Transcribe the records in full, keeping every character as it is.

--- Start ---

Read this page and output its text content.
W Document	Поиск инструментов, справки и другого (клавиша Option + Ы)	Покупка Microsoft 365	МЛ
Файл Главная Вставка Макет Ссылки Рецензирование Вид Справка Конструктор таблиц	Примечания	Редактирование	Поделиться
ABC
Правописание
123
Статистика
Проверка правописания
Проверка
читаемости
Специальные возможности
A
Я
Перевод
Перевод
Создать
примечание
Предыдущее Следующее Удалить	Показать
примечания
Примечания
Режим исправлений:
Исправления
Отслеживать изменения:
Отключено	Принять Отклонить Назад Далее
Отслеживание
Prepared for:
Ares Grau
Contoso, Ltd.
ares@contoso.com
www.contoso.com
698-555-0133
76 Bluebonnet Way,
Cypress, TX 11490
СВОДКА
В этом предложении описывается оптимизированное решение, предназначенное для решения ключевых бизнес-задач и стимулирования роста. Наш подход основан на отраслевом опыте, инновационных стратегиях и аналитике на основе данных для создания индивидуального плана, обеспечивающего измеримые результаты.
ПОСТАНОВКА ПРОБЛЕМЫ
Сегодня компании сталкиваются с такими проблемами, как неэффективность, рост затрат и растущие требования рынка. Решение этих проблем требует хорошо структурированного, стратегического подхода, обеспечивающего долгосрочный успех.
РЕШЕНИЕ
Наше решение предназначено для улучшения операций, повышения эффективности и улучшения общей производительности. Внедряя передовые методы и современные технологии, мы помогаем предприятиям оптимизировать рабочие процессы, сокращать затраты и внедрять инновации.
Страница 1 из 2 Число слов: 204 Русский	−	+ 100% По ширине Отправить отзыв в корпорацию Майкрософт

--- End ---

**Expected answer**
Read this page and output its text content.
W Document	Поиск инструментов, справки и другого (клавиша Option + Ы)	Покупка Microsoft 365	МЛ
Файл Главная Вставка Макет Ссылки Рецензирование Вид Справка Конструктор таблиц	Примечания	Редактирование	Поделиться
ABC
Правописание
123
Статистика
Проверка правописания
Проверка
читаемости
Специальные возможности
A
Я
Перевод
Перевод
Создать
примечание
Предыдущее Следующее Удалить	Показать
примечания
Примечания
Режим исправлений:
Исправления
Отслеживать изменения:
Отключено	Принять Отклонить Назад Далее
Отслеживание
Prepared for:
Ares Grau
Contoso, Ltd.
ares@contoso.com
www.contoso.com
698-555-0133
76 Bluebonnet Way,
Cypress, TX 11490
СВОДКА
В этом предложении описывается оптимизированное решение, предназначенное для решения ключевых бизнес-задач и стимулирования роста. Наш подход основан на отраслевом опыте, инновационных стратегиях и аналитике на основе данных для создания индивидуального плана, обеспечивающего измеримые результаты.
ПОСТАНОВКА ПРОБЛЕМЫ
Сегодня компании сталкиваются с такими проблемами, как неэффективность, рост затрат и растущие требования рынка. Решение этих проблем требует хорошо структурированного, стратегического подхода, обеспечивающего долгосрочный успех.
РЕШЕНИЕ
Наше решение предназначено для улучшения операций, повышения эффективности и улучшения общей производительности. Внедряя передовые методы и современные технологии, мы помогаем предприятиям оптимизировать рабочие процессы, сокращать затраты и внедрять инновации.
Страница 1 из 2 Число слов: 204 Русский	−	+ 100% По ширине Отправить отзыв в корпорацию Майкрософт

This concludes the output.